— START OF RECORDS —
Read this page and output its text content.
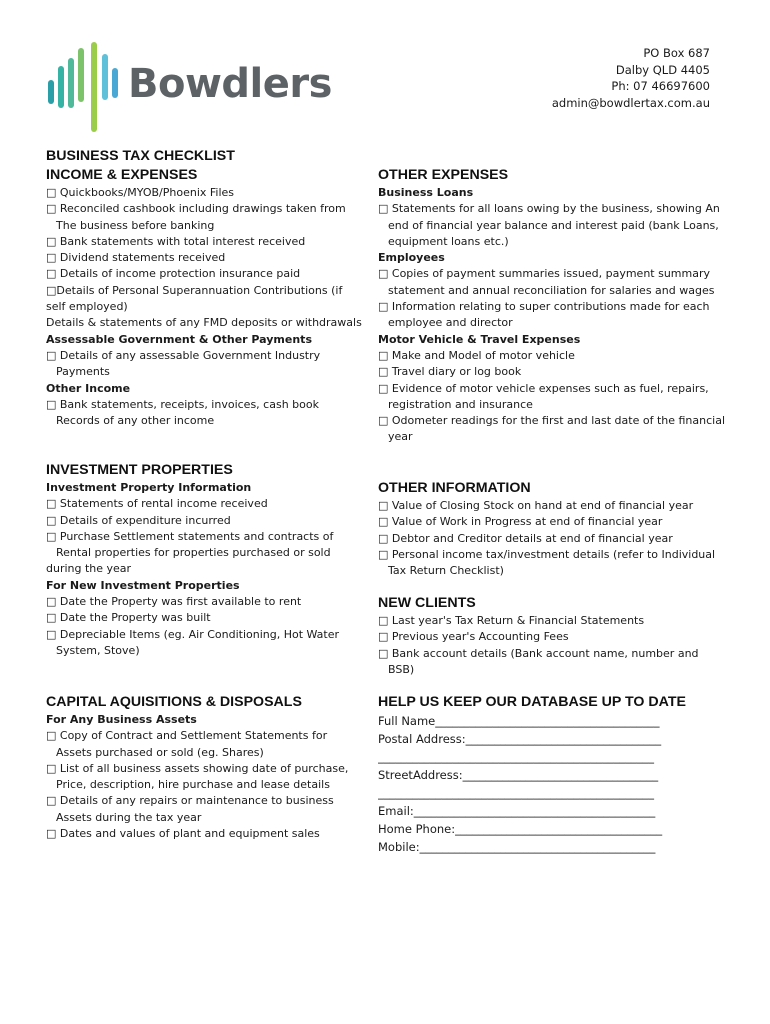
Bowdlers
PO Box 687
Dalby QLD 4405
Ph: 07 46697600
admin@bowdlertax.com.au
BUSINESS TAX CHECKLIST
INCOME & EXPENSES
□ Quickbooks/MYOB/Phoenix Files
□ Reconciled cashbook including drawings taken from The business before banking
□ Bank statements with total interest received
□ Dividend statements received
□ Details of income protection insurance paid
□Details of Personal Superannuation Contributions (if self employed)
Details & statements of any FMD deposits or withdrawals
Assessable Government & Other Payments
□ Details of any assessable Government Industry Payments
Other Income
□ Bank statements, receipts, invoices, cash book Records of any other income
INVESTMENT PROPERTIES
Investment Property Information
□ Statements of rental income received
□ Details of expenditure incurred
□ Purchase Settlement statements and contracts of
Rental properties for properties purchased or sold
during the year
For New Investment Properties
□ Date the Property was first available to rent
□ Date the Property was built
□ Depreciable Items (eg. Air Conditioning, Hot Water System, Stove)
CAPITAL AQUISITIONS & DISPOSALS
For Any Business Assets
□ Copy of Contract and Settlement Statements for Assets purchased or sold (eg. Shares)
□ List of all business assets showing date of purchase, Price, description, hire purchase and lease details
□ Details of any repairs or maintenance to business Assets during the tax year
□ Dates and values of plant and equipment sales
OTHER EXPENSES
Business Loans
□ Statements for all loans owing by the business, showing An end of financial year balance and interest paid (bank Loans, equipment loans etc.)
Employees
□ Copies of payment summaries issued, payment summary statement and annual reconciliation for salaries and wages
□ Information relating to super contributions made for each employee and director
Motor Vehicle & Travel Expenses
□ Make and Model of motor vehicle
□ Travel diary or log book
□ Evidence of motor vehicle expenses such as fuel, repairs, registration and insurance
□ Odometer readings for the first and last date of the financial year
OTHER INFORMATION
□ Value of Closing Stock on hand at end of financial year
□ Value of Work in Progress at end of financial year
□ Debtor and Creditor details at end of financial year
□ Personal income tax/investment details (refer to Individual Tax Return Checklist)
NEW CLIENTS
□ Last year's Tax Return & Financial Statements
□ Previous year's Accounting Fees
□ Bank account details (Bank account name, number and BSB)
HELP US KEEP OUR DATABASE UP TO DATE
Full Name_______________________________________
Postal Address:__________________________________
________________________________________________
StreetAddress:__________________________________
________________________________________________
Email:__________________________________________
Home Phone:____________________________________
Mobile:_________________________________________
— END OF RECORDS —
Print the complete listing exactly as it stands, without its pictures.

Read this page and output its text content.
Bowdlers
PO Box 687
Dalby QLD 4405
Ph: 07 46697600
admin@bowdlertax.com.au
BUSINESS TAX CHECKLIST
INCOME & EXPENSES
□ Quickbooks/MYOB/Phoenix Files
□ Reconciled cashbook including drawings taken from The business before banking
□ Bank statements with total interest received
□ Dividend statements received
□ Details of income protection insurance paid
□Details of Personal Superannuation Contributions (if self employed)
Details & statements of any FMD deposits or withdrawals
Assessable Government & Other Payments
□ Details of any assessable Government Industry Payments
Other Income
□ Bank statements, receipts, invoices, cash book Records of any other income
INVESTMENT PROPERTIES
Investment Property Information
□ Statements of rental income received
□ Details of expenditure incurred
□ Purchase Settlement statements and contracts of
Rental properties for properties purchased or sold
during the year
For New Investment Properties
□ Date the Property was first available to rent
□ Date the Property was built
□ Depreciable Items (eg. Air Conditioning, Hot Water System, Stove)
CAPITAL AQUISITIONS & DISPOSALS
For Any Business Assets
□ Copy of Contract and Settlement Statements for Assets purchased or sold (eg. Shares)
□ List of all business assets showing date of purchase, Price, description, hire purchase and lease details
□ Details of any repairs or maintenance to business Assets during the tax year
□ Dates and values of plant and equipment sales
OTHER EXPENSES
Business Loans
□ Statements for all loans owing by the business, showing An end of financial year balance and interest paid (bank Loans, equipment loans etc.)
Employees
□ Copies of payment summaries issued, payment summary statement and annual reconciliation for salaries and wages
□ Information relating to super contributions made for each employee and director
Motor Vehicle & Travel Expenses
□ Make and Model of motor vehicle
□ Travel diary or log book
□ Evidence of motor vehicle expenses such as fuel, repairs, registration and insurance
□ Odometer readings for the first and last date of the financial year
OTHER INFORMATION
□ Value of Closing Stock on hand at end of financial year
□ Value of Work in Progress at end of financial year
□ Debtor and Creditor details at end of financial year
□ Personal income tax/investment details (refer to Individual Tax Return Checklist)
NEW CLIENTS
□ Last year's Tax Return & Financial Statements
□ Previous year's Accounting Fees
□ Bank account details (Bank account name, number and BSB)
HELP US KEEP OUR DATABASE UP TO DATE
Full Name_______________________________________
Postal Address:__________________________________
________________________________________________
StreetAddress:__________________________________
________________________________________________
Email:__________________________________________
Home Phone:____________________________________
Mobile:_________________________________________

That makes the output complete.